▶ [Stated problem]: Only the lines from the one holding "Read all visible content and emit it as JSON." to the end of the data should be echoed, exactly as they appear, minus the pictures.
:: Record list ::
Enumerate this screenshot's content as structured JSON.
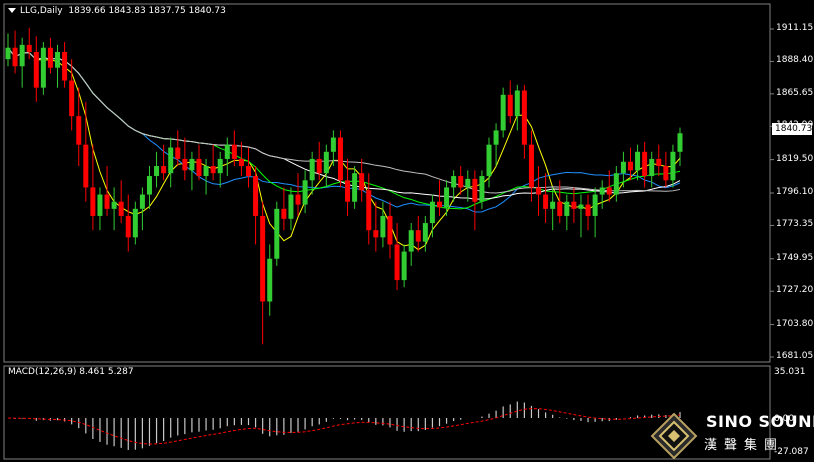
{
  "header": {
    "symbol": "LLG,Daily",
    "ohlc": "1839.66 1843.83 1837.75 1840.73"
  },
  "macd": {
    "label": "MACD(12,26,9) 8.461 5.287",
    "axis": [
      "35.031",
      "0.00",
      "-27.087"
    ]
  },
  "last_price": "1840.73",
  "price_axis": [
    "1911.15",
    "1888.40",
    "1865.65",
    "1842.90",
    "1819.50",
    "1796.10",
    "1773.35",
    "1749.95",
    "1727.20",
    "1703.80",
    "1681.05"
  ],
  "logo": {
    "name": "SINO SOUND",
    "name_cn": "漢聲集團"
  },
  "colors": {
    "bull": "#32CD32",
    "bear": "#FF0000",
    "ma_short": "#FFFF00",
    "ma_mid": "#1E90FF",
    "ma_green": "#00FF00",
    "ma_white": "#FFFFFF",
    "ma_long": "#C0C0C0",
    "signal": "#FF0000"
  },
  "chart_data": {
    "type": "candlestick",
    "y_range": [
      1681.05,
      1911.15
    ],
    "candles": [
      [
        1890,
        1908,
        1885,
        1898
      ],
      [
        1898,
        1910,
        1880,
        1885
      ],
      [
        1885,
        1905,
        1870,
        1900
      ],
      [
        1900,
        1912,
        1890,
        1895
      ],
      [
        1895,
        1906,
        1860,
        1870
      ],
      [
        1870,
        1902,
        1865,
        1898
      ],
      [
        1898,
        1905,
        1880,
        1884
      ],
      [
        1884,
        1900,
        1870,
        1895
      ],
      [
        1895,
        1902,
        1870,
        1875
      ],
      [
        1875,
        1890,
        1840,
        1850
      ],
      [
        1850,
        1870,
        1815,
        1830
      ],
      [
        1830,
        1860,
        1790,
        1800
      ],
      [
        1800,
        1830,
        1770,
        1780
      ],
      [
        1780,
        1800,
        1770,
        1795
      ],
      [
        1795,
        1815,
        1780,
        1785
      ],
      [
        1785,
        1800,
        1770,
        1790
      ],
      [
        1790,
        1805,
        1775,
        1780
      ],
      [
        1780,
        1795,
        1755,
        1765
      ],
      [
        1765,
        1790,
        1760,
        1785
      ],
      [
        1785,
        1800,
        1770,
        1795
      ],
      [
        1795,
        1815,
        1785,
        1808
      ],
      [
        1808,
        1825,
        1800,
        1815
      ],
      [
        1815,
        1830,
        1805,
        1810
      ],
      [
        1810,
        1835,
        1800,
        1828
      ],
      [
        1828,
        1840,
        1815,
        1820
      ],
      [
        1820,
        1835,
        1805,
        1812
      ],
      [
        1812,
        1825,
        1798,
        1820
      ],
      [
        1820,
        1830,
        1805,
        1808
      ],
      [
        1808,
        1820,
        1795,
        1815
      ],
      [
        1815,
        1830,
        1805,
        1810
      ],
      [
        1810,
        1825,
        1800,
        1820
      ],
      [
        1820,
        1835,
        1808,
        1830
      ],
      [
        1830,
        1840,
        1815,
        1820
      ],
      [
        1820,
        1832,
        1808,
        1815
      ],
      [
        1815,
        1828,
        1800,
        1808
      ],
      [
        1808,
        1815,
        1760,
        1780
      ],
      [
        1780,
        1790,
        1690,
        1720
      ],
      [
        1720,
        1760,
        1710,
        1750
      ],
      [
        1750,
        1790,
        1745,
        1785
      ],
      [
        1785,
        1800,
        1770,
        1778
      ],
      [
        1778,
        1800,
        1770,
        1795
      ],
      [
        1795,
        1810,
        1780,
        1788
      ],
      [
        1788,
        1812,
        1782,
        1805
      ],
      [
        1805,
        1825,
        1795,
        1820
      ],
      [
        1820,
        1832,
        1805,
        1810
      ],
      [
        1810,
        1830,
        1800,
        1825
      ],
      [
        1825,
        1840,
        1815,
        1835
      ],
      [
        1835,
        1840,
        1800,
        1805
      ],
      [
        1805,
        1820,
        1780,
        1790
      ],
      [
        1790,
        1815,
        1785,
        1810
      ],
      [
        1810,
        1820,
        1790,
        1798
      ],
      [
        1798,
        1810,
        1760,
        1770
      ],
      [
        1770,
        1790,
        1755,
        1765
      ],
      [
        1765,
        1790,
        1758,
        1780
      ],
      [
        1780,
        1790,
        1750,
        1760
      ],
      [
        1760,
        1775,
        1728,
        1735
      ],
      [
        1735,
        1760,
        1730,
        1755
      ],
      [
        1755,
        1775,
        1745,
        1770
      ],
      [
        1770,
        1780,
        1755,
        1762
      ],
      [
        1762,
        1780,
        1755,
        1775
      ],
      [
        1775,
        1795,
        1765,
        1790
      ],
      [
        1790,
        1805,
        1780,
        1786
      ],
      [
        1786,
        1805,
        1780,
        1800
      ],
      [
        1800,
        1812,
        1790,
        1808
      ],
      [
        1808,
        1815,
        1795,
        1800
      ],
      [
        1800,
        1812,
        1790,
        1806
      ],
      [
        1806,
        1812,
        1770,
        1790
      ],
      [
        1790,
        1812,
        1785,
        1808
      ],
      [
        1808,
        1835,
        1800,
        1830
      ],
      [
        1830,
        1845,
        1815,
        1840
      ],
      [
        1840,
        1870,
        1835,
        1865
      ],
      [
        1865,
        1875,
        1845,
        1850
      ],
      [
        1850,
        1872,
        1840,
        1868
      ],
      [
        1868,
        1872,
        1820,
        1830
      ],
      [
        1830,
        1840,
        1790,
        1800
      ],
      [
        1800,
        1815,
        1780,
        1795
      ],
      [
        1795,
        1810,
        1775,
        1785
      ],
      [
        1785,
        1800,
        1770,
        1790
      ],
      [
        1790,
        1805,
        1775,
        1780
      ],
      [
        1780,
        1795,
        1770,
        1790
      ],
      [
        1790,
        1800,
        1775,
        1785
      ],
      [
        1785,
        1795,
        1765,
        1788
      ],
      [
        1788,
        1795,
        1770,
        1780
      ],
      [
        1780,
        1800,
        1765,
        1795
      ],
      [
        1795,
        1805,
        1785,
        1800
      ],
      [
        1800,
        1812,
        1790,
        1795
      ],
      [
        1795,
        1815,
        1790,
        1810
      ],
      [
        1810,
        1825,
        1800,
        1818
      ],
      [
        1818,
        1828,
        1805,
        1812
      ],
      [
        1812,
        1830,
        1805,
        1825
      ],
      [
        1825,
        1832,
        1800,
        1808
      ],
      [
        1808,
        1825,
        1800,
        1820
      ],
      [
        1820,
        1830,
        1808,
        1815
      ],
      [
        1815,
        1825,
        1800,
        1805
      ],
      [
        1805,
        1830,
        1800,
        1825
      ],
      [
        1825,
        1842,
        1815,
        1838
      ]
    ]
  }
}
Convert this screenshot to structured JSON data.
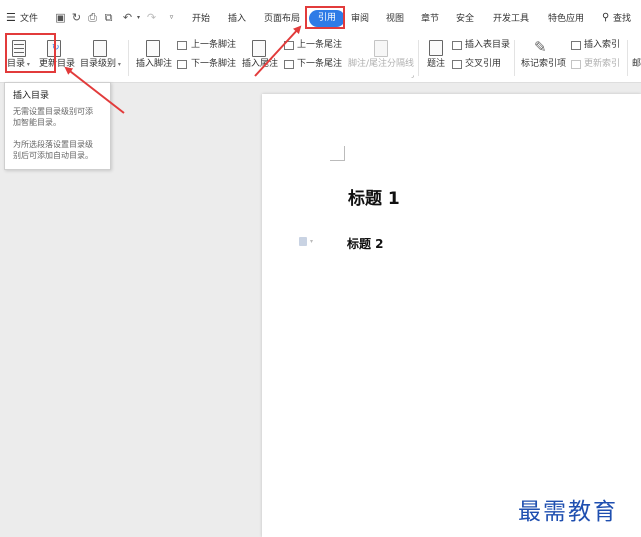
{
  "menubar": {
    "file_label": "文件",
    "tabs": [
      {
        "label": "开始"
      },
      {
        "label": "插入"
      },
      {
        "label": "页面布局"
      },
      {
        "label": "引用"
      },
      {
        "label": "审阅"
      },
      {
        "label": "视图"
      },
      {
        "label": "章节"
      },
      {
        "label": "安全"
      },
      {
        "label": "开发工具"
      },
      {
        "label": "特色应用"
      }
    ],
    "search_label": "查找",
    "active_tab": "引用"
  },
  "ribbon": {
    "toc": "目录",
    "update_toc": "更新目录",
    "toc_level": "目录级别",
    "insert_footnote": "插入脚注",
    "prev_footnote": "上一条脚注",
    "next_footnote": "下一条脚注",
    "insert_endnote": "插入尾注",
    "prev_endnote": "上一条尾注",
    "next_endnote": "下一条尾注",
    "footnote_separator": "脚注/尾注分隔线",
    "caption": "题注",
    "insert_table_of_figures": "插入表目录",
    "cross_reference": "交叉引用",
    "mark_index_entry": "标记索引项",
    "insert_index": "插入索引",
    "update_index": "更新索引",
    "cut_label": "邮"
  },
  "tooltip": {
    "title": "插入目录",
    "line1": "无需设置目录级别可添",
    "line2": "加智能目录。",
    "line3": "为所选段落设置目录级",
    "line4": "别后可添加自动目录。"
  },
  "document": {
    "heading1": "标题 1",
    "heading2": "标题 2"
  },
  "watermark": "最需教育",
  "colors": {
    "accent": "#2f7be6",
    "highlight": "#e23b3b",
    "watermark": "#1f4fb0"
  }
}
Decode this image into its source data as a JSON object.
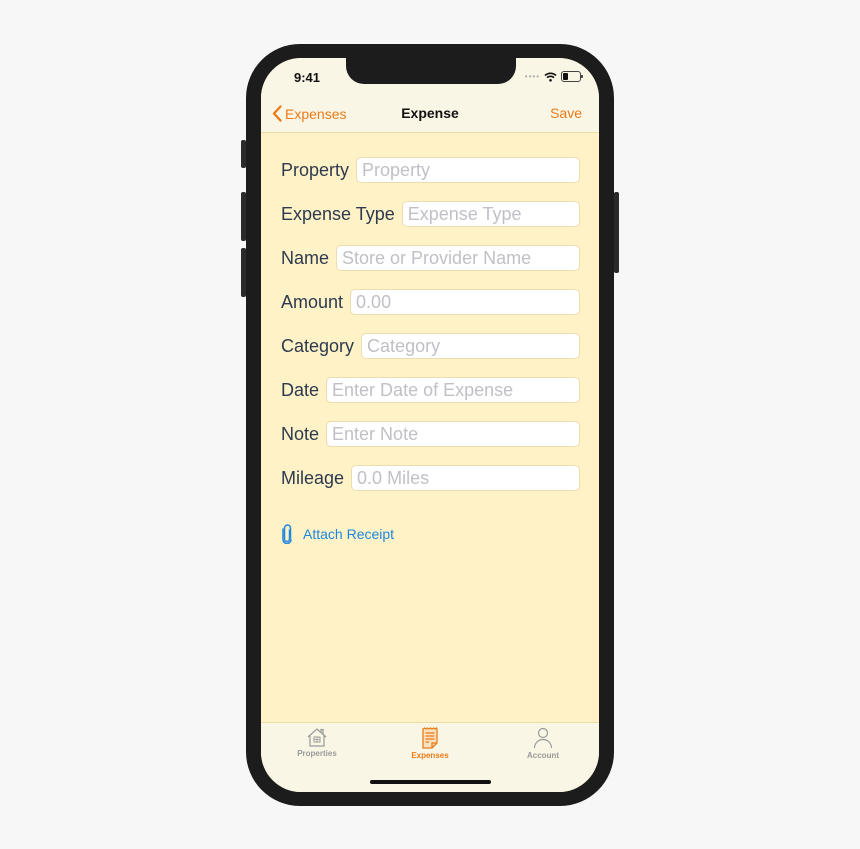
{
  "status_bar": {
    "time": "9:41"
  },
  "nav": {
    "back_label": "Expenses",
    "title": "Expense",
    "save_label": "Save"
  },
  "form": {
    "fields": [
      {
        "label": "Property",
        "placeholder": "Property",
        "value": ""
      },
      {
        "label": "Expense Type",
        "placeholder": "Expense Type",
        "value": ""
      },
      {
        "label": "Name",
        "placeholder": "Store or Provider Name",
        "value": ""
      },
      {
        "label": "Amount",
        "placeholder": "0.00",
        "value": ""
      },
      {
        "label": "Category",
        "placeholder": "Category",
        "value": ""
      },
      {
        "label": "Date",
        "placeholder": "Enter Date of Expense",
        "value": ""
      },
      {
        "label": "Note",
        "placeholder": "Enter Note",
        "value": ""
      },
      {
        "label": "Mileage",
        "placeholder": "0.0 Miles",
        "value": ""
      }
    ],
    "attach_label": "Attach Receipt"
  },
  "tabbar": {
    "tabs": [
      {
        "label": "Properties",
        "icon": "house-icon",
        "active": false
      },
      {
        "label": "Expenses",
        "icon": "receipt-icon",
        "active": true
      },
      {
        "label": "Account",
        "icon": "person-icon",
        "active": false
      }
    ]
  },
  "colors": {
    "accent": "#ea7a18",
    "link": "#1c86e0",
    "background": "#fff2c6",
    "bar": "#faf6e6"
  }
}
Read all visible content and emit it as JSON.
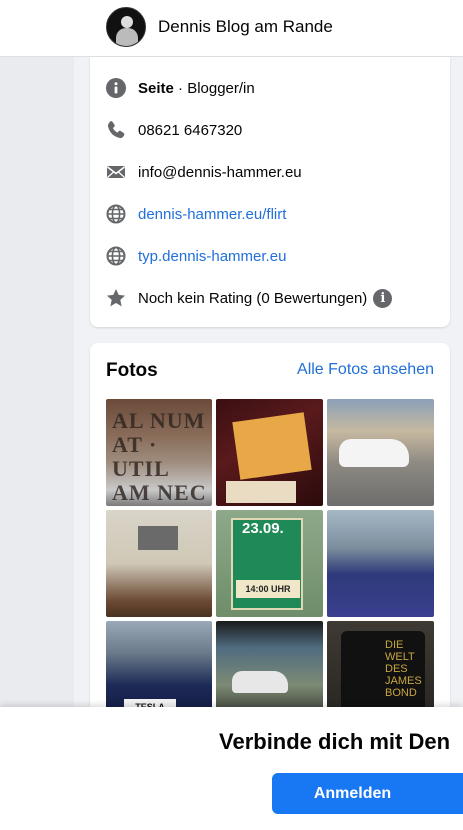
{
  "header": {
    "page_name": "Dennis Blog am Rande"
  },
  "intro": {
    "category_prefix": "Seite",
    "category_suffix": " · Blogger/in",
    "phone": "08621 6467320",
    "email": "info@dennis-hammer.eu",
    "website_1": "dennis-hammer.eu/flirt",
    "website_2": "typ.dennis-hammer.eu",
    "rating": "Noch kein Rating (0 Bewertungen)",
    "info_badge": "i"
  },
  "photos": {
    "title": "Fotos",
    "see_all": "Alle Fotos ansehen",
    "photo_texts": {
      "p1": "AL NUM AT · UTIL AM NEC OMMINI",
      "p5_date": "23.09.",
      "p5_time": "14:00 UHR",
      "p7_plate": "TESLA",
      "p9_title": "DIE WELT DES JAMES BOND"
    }
  },
  "bottom": {
    "heading": "Verbinde dich mit Den",
    "login_label": "Anmelden"
  },
  "colors": {
    "link": "#216fdb",
    "primary_button": "#1877f2",
    "icon_gray": "#65676b"
  }
}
:::
▶ [Answer to this task]:
Read all visible content and emit it as JSON.
{
  "header": {
    "page_name": "Dennis Blog am Rande"
  },
  "intro": {
    "category_prefix": "Seite",
    "category_suffix": " · Blogger/in",
    "phone": "08621 6467320",
    "email": "info@dennis-hammer.eu",
    "website_1": "dennis-hammer.eu/flirt",
    "website_2": "typ.dennis-hammer.eu",
    "rating": "Noch kein Rating (0 Bewertungen)",
    "info_badge": "i"
  },
  "photos": {
    "title": "Fotos",
    "see_all": "Alle Fotos ansehen",
    "photo_texts": {
      "p1": "AL NUM AT · UTIL AM NEC OMMINI",
      "p5_date": "23.09.",
      "p5_time": "14:00 UHR",
      "p7_plate": "TESLA",
      "p9_title": "DIE WELT DES JAMES BOND"
    }
  },
  "bottom": {
    "heading": "Verbinde dich mit Den",
    "login_label": "Anmelden"
  },
  "colors": {
    "link": "#216fdb",
    "primary_button": "#1877f2",
    "icon_gray": "#65676b"
  }
}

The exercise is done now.